**Exercise:** Write out all the entries word for word and omit any pictures.

**Available records:**
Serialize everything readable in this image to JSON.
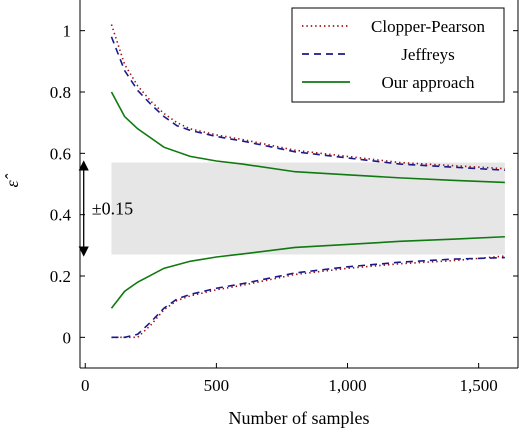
{
  "chart_data": {
    "type": "line",
    "xlabel": "Number of samples",
    "ylabel": "ε̂",
    "xlim": [
      -20,
      1650
    ],
    "ylim": [
      -0.1,
      1.1
    ],
    "xticks": [
      0,
      500,
      1000,
      1500
    ],
    "xtick_labels": [
      "0",
      "500",
      "1,000",
      "1,500"
    ],
    "yticks": [
      0,
      0.2,
      0.4,
      0.6,
      0.8,
      1
    ],
    "ytick_labels": [
      "0",
      "0.2",
      "0.4",
      "0.6",
      "0.8",
      "1"
    ],
    "grid": false,
    "legend_position": "top-right",
    "band": {
      "x": [
        100,
        1600
      ],
      "y": [
        0.27,
        0.57
      ],
      "color": "#e6e6e6"
    },
    "annotation": {
      "text": "±0.15",
      "x": 200,
      "y_from": 0.27,
      "y_to": 0.57
    },
    "series": [
      {
        "name": "Clopper-Pearson",
        "color": "#a11010",
        "style": "dotted",
        "x": [
          100,
          150,
          200,
          250,
          300,
          350,
          400,
          500,
          600,
          800,
          1000,
          1200,
          1400,
          1600
        ],
        "upper": [
          1.02,
          0.89,
          0.82,
          0.77,
          0.73,
          0.7,
          0.68,
          0.66,
          0.645,
          0.61,
          0.59,
          0.57,
          0.56,
          0.55
        ],
        "lower": [
          0.0,
          0.0,
          0.0,
          0.04,
          0.09,
          0.12,
          0.135,
          0.155,
          0.17,
          0.205,
          0.225,
          0.24,
          0.25,
          0.265
        ]
      },
      {
        "name": "Jeffreys",
        "color": "#1a1a8c",
        "style": "dashed",
        "x": [
          100,
          150,
          200,
          250,
          300,
          350,
          400,
          500,
          600,
          800,
          1000,
          1200,
          1400,
          1600
        ],
        "upper": [
          0.98,
          0.87,
          0.805,
          0.76,
          0.72,
          0.69,
          0.675,
          0.655,
          0.64,
          0.605,
          0.585,
          0.565,
          0.555,
          0.545
        ],
        "lower": [
          0.0,
          0.0,
          0.01,
          0.05,
          0.095,
          0.125,
          0.14,
          0.16,
          0.175,
          0.21,
          0.23,
          0.245,
          0.255,
          0.26
        ]
      },
      {
        "name": "Our approach",
        "color": "#0f7a0f",
        "style": "solid",
        "x": [
          100,
          150,
          200,
          300,
          400,
          500,
          600,
          800,
          1000,
          1200,
          1400,
          1600
        ],
        "upper": [
          0.8,
          0.72,
          0.68,
          0.62,
          0.59,
          0.575,
          0.565,
          0.54,
          0.53,
          0.52,
          0.512,
          0.505
        ],
        "lower": [
          0.095,
          0.15,
          0.18,
          0.225,
          0.248,
          0.262,
          0.272,
          0.293,
          0.303,
          0.313,
          0.32,
          0.328
        ]
      }
    ]
  }
}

**Final result:**
Serialize everything readable in this image to JSON.
{
  "chart_data": {
    "type": "line",
    "xlabel": "Number of samples",
    "ylabel": "ε̂",
    "xlim": [
      -20,
      1650
    ],
    "ylim": [
      -0.1,
      1.1
    ],
    "xticks": [
      0,
      500,
      1000,
      1500
    ],
    "xtick_labels": [
      "0",
      "500",
      "1,000",
      "1,500"
    ],
    "yticks": [
      0,
      0.2,
      0.4,
      0.6,
      0.8,
      1
    ],
    "ytick_labels": [
      "0",
      "0.2",
      "0.4",
      "0.6",
      "0.8",
      "1"
    ],
    "grid": false,
    "legend_position": "top-right",
    "band": {
      "x": [
        100,
        1600
      ],
      "y": [
        0.27,
        0.57
      ],
      "color": "#e6e6e6"
    },
    "annotation": {
      "text": "±0.15",
      "x": 200,
      "y_from": 0.27,
      "y_to": 0.57
    },
    "series": [
      {
        "name": "Clopper-Pearson",
        "color": "#a11010",
        "style": "dotted",
        "x": [
          100,
          150,
          200,
          250,
          300,
          350,
          400,
          500,
          600,
          800,
          1000,
          1200,
          1400,
          1600
        ],
        "upper": [
          1.02,
          0.89,
          0.82,
          0.77,
          0.73,
          0.7,
          0.68,
          0.66,
          0.645,
          0.61,
          0.59,
          0.57,
          0.56,
          0.55
        ],
        "lower": [
          0.0,
          0.0,
          0.0,
          0.04,
          0.09,
          0.12,
          0.135,
          0.155,
          0.17,
          0.205,
          0.225,
          0.24,
          0.25,
          0.265
        ]
      },
      {
        "name": "Jeffreys",
        "color": "#1a1a8c",
        "style": "dashed",
        "x": [
          100,
          150,
          200,
          250,
          300,
          350,
          400,
          500,
          600,
          800,
          1000,
          1200,
          1400,
          1600
        ],
        "upper": [
          0.98,
          0.87,
          0.805,
          0.76,
          0.72,
          0.69,
          0.675,
          0.655,
          0.64,
          0.605,
          0.585,
          0.565,
          0.555,
          0.545
        ],
        "lower": [
          0.0,
          0.0,
          0.01,
          0.05,
          0.095,
          0.125,
          0.14,
          0.16,
          0.175,
          0.21,
          0.23,
          0.245,
          0.255,
          0.26
        ]
      },
      {
        "name": "Our approach",
        "color": "#0f7a0f",
        "style": "solid",
        "x": [
          100,
          150,
          200,
          300,
          400,
          500,
          600,
          800,
          1000,
          1200,
          1400,
          1600
        ],
        "upper": [
          0.8,
          0.72,
          0.68,
          0.62,
          0.59,
          0.575,
          0.565,
          0.54,
          0.53,
          0.52,
          0.512,
          0.505
        ],
        "lower": [
          0.095,
          0.15,
          0.18,
          0.225,
          0.248,
          0.262,
          0.272,
          0.293,
          0.303,
          0.313,
          0.32,
          0.328
        ]
      }
    ]
  }
}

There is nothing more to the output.